**SUPPLIED RECORDS:**
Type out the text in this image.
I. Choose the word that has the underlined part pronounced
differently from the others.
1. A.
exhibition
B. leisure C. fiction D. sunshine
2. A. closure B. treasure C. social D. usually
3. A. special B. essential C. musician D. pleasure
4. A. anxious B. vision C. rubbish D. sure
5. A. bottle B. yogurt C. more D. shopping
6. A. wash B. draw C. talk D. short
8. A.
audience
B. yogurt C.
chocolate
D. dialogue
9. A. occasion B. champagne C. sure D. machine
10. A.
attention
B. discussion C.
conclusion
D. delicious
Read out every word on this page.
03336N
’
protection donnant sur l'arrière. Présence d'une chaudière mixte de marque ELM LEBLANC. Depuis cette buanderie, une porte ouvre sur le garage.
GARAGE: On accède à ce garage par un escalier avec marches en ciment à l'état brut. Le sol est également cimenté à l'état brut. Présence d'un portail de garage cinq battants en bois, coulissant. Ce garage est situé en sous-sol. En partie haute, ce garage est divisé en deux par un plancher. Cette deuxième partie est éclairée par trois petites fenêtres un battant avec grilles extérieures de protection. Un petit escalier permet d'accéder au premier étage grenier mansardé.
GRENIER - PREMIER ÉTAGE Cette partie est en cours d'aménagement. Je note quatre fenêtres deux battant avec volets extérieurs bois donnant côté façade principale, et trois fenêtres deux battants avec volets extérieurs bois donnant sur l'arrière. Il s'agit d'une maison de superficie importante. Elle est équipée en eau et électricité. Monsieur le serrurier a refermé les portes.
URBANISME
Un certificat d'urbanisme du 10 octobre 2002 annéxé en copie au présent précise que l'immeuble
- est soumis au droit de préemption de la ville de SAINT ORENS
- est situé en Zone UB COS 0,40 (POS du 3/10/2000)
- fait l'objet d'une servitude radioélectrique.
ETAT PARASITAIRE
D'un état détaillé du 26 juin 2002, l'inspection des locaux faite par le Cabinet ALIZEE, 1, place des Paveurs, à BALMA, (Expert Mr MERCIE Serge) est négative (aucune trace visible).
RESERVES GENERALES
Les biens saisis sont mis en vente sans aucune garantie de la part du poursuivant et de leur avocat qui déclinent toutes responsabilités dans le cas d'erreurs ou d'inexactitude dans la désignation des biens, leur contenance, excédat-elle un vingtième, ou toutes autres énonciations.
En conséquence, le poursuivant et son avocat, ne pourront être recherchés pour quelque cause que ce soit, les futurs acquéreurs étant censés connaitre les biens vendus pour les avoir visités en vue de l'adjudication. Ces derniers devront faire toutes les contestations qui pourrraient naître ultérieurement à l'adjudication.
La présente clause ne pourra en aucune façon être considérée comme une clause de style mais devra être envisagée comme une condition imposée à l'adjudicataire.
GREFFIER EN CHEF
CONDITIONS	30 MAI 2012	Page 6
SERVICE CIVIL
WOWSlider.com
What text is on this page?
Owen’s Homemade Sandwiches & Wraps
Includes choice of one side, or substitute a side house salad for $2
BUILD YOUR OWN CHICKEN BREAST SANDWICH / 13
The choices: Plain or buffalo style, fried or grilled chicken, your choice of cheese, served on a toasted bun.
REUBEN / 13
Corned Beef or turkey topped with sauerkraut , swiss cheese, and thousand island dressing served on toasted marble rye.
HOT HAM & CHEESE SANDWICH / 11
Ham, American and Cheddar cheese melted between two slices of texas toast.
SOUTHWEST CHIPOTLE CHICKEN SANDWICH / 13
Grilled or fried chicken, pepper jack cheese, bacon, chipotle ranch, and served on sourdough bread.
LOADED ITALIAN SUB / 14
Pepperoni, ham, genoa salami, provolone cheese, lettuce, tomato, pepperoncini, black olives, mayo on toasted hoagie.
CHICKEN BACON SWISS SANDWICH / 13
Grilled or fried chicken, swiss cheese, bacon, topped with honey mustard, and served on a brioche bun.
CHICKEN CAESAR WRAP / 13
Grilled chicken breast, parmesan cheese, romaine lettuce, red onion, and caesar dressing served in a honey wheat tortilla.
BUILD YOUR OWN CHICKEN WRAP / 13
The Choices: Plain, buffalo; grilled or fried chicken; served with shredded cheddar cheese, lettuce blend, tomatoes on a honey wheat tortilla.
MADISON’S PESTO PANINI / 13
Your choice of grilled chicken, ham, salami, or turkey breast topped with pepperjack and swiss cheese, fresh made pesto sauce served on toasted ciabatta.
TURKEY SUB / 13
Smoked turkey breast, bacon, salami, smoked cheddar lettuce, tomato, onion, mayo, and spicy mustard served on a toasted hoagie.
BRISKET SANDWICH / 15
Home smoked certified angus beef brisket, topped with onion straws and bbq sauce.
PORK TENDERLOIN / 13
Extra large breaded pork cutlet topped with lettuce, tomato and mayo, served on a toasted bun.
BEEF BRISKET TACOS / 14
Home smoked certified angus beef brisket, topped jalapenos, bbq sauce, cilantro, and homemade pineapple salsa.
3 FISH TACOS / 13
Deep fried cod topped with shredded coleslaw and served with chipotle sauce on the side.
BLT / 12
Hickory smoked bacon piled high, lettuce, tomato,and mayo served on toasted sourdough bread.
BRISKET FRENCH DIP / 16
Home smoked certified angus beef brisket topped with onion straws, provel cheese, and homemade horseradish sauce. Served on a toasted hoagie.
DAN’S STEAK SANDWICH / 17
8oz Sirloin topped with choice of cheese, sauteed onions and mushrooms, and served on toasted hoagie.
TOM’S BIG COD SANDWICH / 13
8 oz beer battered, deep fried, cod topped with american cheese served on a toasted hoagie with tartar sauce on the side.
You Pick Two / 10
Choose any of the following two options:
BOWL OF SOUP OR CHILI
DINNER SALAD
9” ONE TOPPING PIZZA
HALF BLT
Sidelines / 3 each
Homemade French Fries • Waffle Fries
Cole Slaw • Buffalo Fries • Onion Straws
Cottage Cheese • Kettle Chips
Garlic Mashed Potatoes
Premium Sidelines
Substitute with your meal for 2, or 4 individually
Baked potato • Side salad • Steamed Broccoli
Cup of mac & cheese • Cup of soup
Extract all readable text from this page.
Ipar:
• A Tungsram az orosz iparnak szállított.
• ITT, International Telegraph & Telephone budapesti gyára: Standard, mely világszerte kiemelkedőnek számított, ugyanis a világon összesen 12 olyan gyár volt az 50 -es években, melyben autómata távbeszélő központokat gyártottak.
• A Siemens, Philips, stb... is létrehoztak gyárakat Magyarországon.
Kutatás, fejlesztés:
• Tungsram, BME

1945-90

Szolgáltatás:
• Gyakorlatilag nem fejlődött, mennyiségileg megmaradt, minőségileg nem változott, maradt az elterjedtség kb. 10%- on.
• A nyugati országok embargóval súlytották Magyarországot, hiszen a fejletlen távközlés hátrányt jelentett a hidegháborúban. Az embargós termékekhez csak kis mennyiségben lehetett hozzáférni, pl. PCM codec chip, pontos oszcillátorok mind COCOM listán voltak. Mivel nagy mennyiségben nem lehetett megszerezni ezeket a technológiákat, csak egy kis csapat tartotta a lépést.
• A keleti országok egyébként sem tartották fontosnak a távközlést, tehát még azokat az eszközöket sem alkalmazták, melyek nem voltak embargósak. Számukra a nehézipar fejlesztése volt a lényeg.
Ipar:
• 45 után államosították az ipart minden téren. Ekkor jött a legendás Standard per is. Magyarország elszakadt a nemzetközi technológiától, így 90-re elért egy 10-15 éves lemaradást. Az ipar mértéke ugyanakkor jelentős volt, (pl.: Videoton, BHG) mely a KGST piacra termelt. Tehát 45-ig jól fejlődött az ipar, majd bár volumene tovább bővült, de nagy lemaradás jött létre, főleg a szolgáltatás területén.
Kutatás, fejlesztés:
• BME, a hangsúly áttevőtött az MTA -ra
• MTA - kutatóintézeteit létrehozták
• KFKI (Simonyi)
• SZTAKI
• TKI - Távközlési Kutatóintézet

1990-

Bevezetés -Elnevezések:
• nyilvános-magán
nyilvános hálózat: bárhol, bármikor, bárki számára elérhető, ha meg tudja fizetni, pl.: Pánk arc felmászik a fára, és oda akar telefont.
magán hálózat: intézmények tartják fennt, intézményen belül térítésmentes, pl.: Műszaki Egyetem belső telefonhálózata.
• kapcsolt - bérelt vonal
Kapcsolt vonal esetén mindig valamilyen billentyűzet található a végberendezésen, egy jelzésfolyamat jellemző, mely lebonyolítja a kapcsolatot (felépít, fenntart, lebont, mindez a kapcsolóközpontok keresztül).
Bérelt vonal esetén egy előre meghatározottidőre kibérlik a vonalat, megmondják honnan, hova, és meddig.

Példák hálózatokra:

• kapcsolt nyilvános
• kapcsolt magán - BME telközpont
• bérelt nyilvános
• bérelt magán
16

**WHAT THE TASK REQUIRES:** Search the listing for the word "arrière" and return each line that holds it.

**SOLUTION TO THE PROBLEM:**
protection donnant sur l'arrière. Présence d'une chaudière mixte de marque ELM LEBLANC. Depuis cette buanderie, une porte ouvre sur le garage.
GRENIER - PREMIER ÉTAGE Cette partie est en cours d'aménagement. Je note quatre fenêtres deux battant avec volets extérieurs bois donnant côté façade principale, et trois fenêtres deux battants avec volets extérieurs bois donnant sur l'arrière. Il s'agit d'une maison de superficie importante. Elle est équipée en eau et électricité. Monsieur le serrurier a refermé les portes.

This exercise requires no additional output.